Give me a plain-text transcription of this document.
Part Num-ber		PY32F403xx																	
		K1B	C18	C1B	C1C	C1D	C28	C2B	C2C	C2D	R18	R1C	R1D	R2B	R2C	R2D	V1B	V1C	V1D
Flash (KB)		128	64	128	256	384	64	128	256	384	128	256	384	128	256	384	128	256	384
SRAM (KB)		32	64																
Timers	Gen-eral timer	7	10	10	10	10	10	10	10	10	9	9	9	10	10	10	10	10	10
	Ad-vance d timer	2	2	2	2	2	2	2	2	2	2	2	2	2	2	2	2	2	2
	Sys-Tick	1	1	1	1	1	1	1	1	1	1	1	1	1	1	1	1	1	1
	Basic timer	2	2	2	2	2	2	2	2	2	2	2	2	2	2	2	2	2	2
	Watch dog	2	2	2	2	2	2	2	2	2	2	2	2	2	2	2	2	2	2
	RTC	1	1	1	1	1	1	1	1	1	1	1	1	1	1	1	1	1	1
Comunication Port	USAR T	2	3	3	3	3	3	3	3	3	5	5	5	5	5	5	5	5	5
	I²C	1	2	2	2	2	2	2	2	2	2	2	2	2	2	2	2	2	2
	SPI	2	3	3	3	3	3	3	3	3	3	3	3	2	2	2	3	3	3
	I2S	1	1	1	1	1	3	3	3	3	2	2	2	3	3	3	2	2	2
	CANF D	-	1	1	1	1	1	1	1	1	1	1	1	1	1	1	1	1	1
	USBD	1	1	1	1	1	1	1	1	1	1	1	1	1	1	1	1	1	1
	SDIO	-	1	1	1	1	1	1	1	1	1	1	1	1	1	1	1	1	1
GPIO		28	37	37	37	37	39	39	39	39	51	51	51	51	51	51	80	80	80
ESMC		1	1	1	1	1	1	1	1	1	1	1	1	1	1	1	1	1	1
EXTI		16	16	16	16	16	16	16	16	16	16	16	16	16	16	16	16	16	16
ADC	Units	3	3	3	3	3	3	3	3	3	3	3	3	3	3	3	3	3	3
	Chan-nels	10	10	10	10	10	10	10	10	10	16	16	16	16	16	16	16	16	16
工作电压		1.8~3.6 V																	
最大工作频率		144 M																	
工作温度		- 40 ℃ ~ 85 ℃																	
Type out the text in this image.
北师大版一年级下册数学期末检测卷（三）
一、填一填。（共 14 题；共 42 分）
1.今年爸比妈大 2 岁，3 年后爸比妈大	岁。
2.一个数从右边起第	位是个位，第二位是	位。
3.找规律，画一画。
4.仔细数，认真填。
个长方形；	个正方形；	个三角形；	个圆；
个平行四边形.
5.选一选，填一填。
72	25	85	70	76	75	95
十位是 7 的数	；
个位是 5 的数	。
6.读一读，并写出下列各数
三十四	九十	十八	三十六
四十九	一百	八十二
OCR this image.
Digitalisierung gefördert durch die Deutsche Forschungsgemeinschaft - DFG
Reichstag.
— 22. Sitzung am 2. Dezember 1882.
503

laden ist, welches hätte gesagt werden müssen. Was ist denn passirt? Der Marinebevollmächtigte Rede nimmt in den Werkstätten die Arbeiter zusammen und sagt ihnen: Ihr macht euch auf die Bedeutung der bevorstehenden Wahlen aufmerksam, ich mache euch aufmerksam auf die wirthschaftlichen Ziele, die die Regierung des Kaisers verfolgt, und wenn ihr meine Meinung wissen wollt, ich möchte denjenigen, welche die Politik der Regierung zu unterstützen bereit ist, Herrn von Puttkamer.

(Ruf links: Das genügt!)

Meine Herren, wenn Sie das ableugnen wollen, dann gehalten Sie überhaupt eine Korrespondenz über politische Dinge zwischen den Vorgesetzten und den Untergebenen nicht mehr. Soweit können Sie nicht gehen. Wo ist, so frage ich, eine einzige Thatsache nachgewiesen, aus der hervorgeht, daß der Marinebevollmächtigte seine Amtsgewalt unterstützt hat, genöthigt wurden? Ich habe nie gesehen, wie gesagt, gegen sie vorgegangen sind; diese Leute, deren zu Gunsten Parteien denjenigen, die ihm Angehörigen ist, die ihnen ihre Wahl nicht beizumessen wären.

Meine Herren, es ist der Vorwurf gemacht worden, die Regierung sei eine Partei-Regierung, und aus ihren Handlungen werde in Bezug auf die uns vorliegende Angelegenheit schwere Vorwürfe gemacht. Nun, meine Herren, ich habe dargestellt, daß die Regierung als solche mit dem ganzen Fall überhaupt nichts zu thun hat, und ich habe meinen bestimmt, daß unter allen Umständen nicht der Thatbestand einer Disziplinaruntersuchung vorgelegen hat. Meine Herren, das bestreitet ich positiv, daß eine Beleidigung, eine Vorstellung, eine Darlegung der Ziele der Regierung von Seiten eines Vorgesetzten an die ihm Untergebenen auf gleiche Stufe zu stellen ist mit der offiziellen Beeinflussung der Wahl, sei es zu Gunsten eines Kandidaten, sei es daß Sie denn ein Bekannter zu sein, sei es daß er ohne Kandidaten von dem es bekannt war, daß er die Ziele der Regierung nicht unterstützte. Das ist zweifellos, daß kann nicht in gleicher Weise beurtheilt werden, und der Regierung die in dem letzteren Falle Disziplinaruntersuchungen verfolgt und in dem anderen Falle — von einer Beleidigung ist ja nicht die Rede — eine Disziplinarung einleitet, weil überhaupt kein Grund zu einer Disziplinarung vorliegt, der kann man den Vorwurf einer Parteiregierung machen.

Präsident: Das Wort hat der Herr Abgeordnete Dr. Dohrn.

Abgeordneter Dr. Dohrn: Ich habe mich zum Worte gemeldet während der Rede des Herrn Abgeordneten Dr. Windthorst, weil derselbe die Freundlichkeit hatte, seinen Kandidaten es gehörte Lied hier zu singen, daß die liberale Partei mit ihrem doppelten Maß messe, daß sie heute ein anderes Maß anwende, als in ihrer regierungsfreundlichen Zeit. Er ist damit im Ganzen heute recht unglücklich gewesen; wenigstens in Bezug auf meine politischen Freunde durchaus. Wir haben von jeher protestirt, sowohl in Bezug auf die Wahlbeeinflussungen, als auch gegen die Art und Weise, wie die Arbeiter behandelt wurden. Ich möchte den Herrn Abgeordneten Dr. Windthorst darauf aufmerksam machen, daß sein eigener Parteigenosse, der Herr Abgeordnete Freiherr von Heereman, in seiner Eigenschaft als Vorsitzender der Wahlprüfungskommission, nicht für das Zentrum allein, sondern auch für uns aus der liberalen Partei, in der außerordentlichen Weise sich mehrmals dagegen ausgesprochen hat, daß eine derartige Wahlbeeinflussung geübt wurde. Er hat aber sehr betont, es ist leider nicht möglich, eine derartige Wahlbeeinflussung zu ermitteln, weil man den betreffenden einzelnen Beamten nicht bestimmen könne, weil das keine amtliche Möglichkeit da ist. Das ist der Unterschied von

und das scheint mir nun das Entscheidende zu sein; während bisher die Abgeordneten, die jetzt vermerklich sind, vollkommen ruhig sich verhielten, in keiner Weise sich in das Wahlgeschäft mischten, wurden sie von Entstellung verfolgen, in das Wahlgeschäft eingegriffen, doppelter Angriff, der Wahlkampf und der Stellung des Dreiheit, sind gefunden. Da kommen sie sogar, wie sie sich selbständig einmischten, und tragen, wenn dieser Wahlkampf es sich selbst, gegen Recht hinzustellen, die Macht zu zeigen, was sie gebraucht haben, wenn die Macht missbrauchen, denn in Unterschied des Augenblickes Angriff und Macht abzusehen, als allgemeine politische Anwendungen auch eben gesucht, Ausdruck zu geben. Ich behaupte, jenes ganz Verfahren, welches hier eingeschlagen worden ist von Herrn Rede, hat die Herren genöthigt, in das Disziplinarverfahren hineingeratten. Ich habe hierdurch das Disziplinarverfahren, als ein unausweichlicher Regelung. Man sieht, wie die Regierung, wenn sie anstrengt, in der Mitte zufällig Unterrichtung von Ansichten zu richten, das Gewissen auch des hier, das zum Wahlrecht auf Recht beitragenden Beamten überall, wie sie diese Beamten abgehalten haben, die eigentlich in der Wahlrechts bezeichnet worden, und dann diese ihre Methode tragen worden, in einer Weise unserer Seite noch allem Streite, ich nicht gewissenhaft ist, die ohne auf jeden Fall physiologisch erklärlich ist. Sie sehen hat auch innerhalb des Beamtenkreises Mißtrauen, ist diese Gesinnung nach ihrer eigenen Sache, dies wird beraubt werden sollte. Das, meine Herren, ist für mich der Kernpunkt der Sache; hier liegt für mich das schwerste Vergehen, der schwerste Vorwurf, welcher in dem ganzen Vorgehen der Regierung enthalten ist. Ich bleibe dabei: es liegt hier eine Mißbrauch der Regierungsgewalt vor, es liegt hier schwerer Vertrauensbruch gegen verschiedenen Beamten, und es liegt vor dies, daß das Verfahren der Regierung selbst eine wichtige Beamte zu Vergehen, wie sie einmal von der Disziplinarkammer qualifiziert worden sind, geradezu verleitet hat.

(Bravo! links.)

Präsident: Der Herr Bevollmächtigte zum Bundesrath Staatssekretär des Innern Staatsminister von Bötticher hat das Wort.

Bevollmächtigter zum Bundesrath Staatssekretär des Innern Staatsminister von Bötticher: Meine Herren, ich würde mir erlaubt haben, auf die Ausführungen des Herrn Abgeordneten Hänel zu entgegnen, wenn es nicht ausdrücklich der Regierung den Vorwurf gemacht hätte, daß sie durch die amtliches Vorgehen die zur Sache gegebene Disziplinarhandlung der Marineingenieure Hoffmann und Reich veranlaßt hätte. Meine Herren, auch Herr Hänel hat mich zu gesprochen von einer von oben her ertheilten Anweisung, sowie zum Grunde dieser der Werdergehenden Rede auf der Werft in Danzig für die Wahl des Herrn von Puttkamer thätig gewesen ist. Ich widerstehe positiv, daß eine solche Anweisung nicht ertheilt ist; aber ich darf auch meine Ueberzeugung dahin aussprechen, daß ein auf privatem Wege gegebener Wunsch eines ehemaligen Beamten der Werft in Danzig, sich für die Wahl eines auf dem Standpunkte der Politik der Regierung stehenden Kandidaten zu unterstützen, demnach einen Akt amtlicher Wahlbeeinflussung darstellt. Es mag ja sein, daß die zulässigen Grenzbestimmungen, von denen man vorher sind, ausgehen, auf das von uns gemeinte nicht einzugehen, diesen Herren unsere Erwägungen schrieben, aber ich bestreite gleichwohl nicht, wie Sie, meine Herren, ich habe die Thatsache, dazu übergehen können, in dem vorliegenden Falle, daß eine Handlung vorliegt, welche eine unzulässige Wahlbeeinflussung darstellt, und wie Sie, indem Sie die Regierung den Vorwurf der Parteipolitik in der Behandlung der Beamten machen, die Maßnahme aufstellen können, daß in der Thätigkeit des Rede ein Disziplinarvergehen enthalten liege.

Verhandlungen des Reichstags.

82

● ● ●

Filter out every line that lacks the word "ihnen", and copy the rest.

• **Expected answer**:
laden ist, welches hätte gesagt werden müssen. Was ist denn passirt? Der Marinebevollmächtigte Rede nimmt in den Werkstätten die Arbeiter zusammen und sagt ihnen: Ihr macht euch auf die Bedeutung der bevorstehenden Wahlen aufmerksam, ich mache euch aufmerksam auf die wirthschaftlichen Ziele, die die Regierung des Kaisers verfolgt, und wenn ihr meine Meinung wissen wollt, ich möchte denjenigen, welche die Politik der Regierung zu unterstützen bereit ist, Herrn von Puttkamer.
Meine Herren, wenn Sie das ableugnen wollen, dann gehalten Sie überhaupt eine Korrespondenz über politische Dinge zwischen den Vorgesetzten und den Untergebenen nicht mehr. Soweit können Sie nicht gehen. Wo ist, so frage ich, eine einzige Thatsache nachgewiesen, aus der hervorgeht, daß der Marinebevollmächtigte seine Amtsgewalt unterstützt hat, genöthigt wurden? Ich habe nie gesehen, wie gesagt, gegen sie vorgegangen sind; diese Leute, deren zu Gunsten Parteien denjenigen, die ihm Angehörigen ist, die ihnen ihre Wahl nicht beizumessen wären.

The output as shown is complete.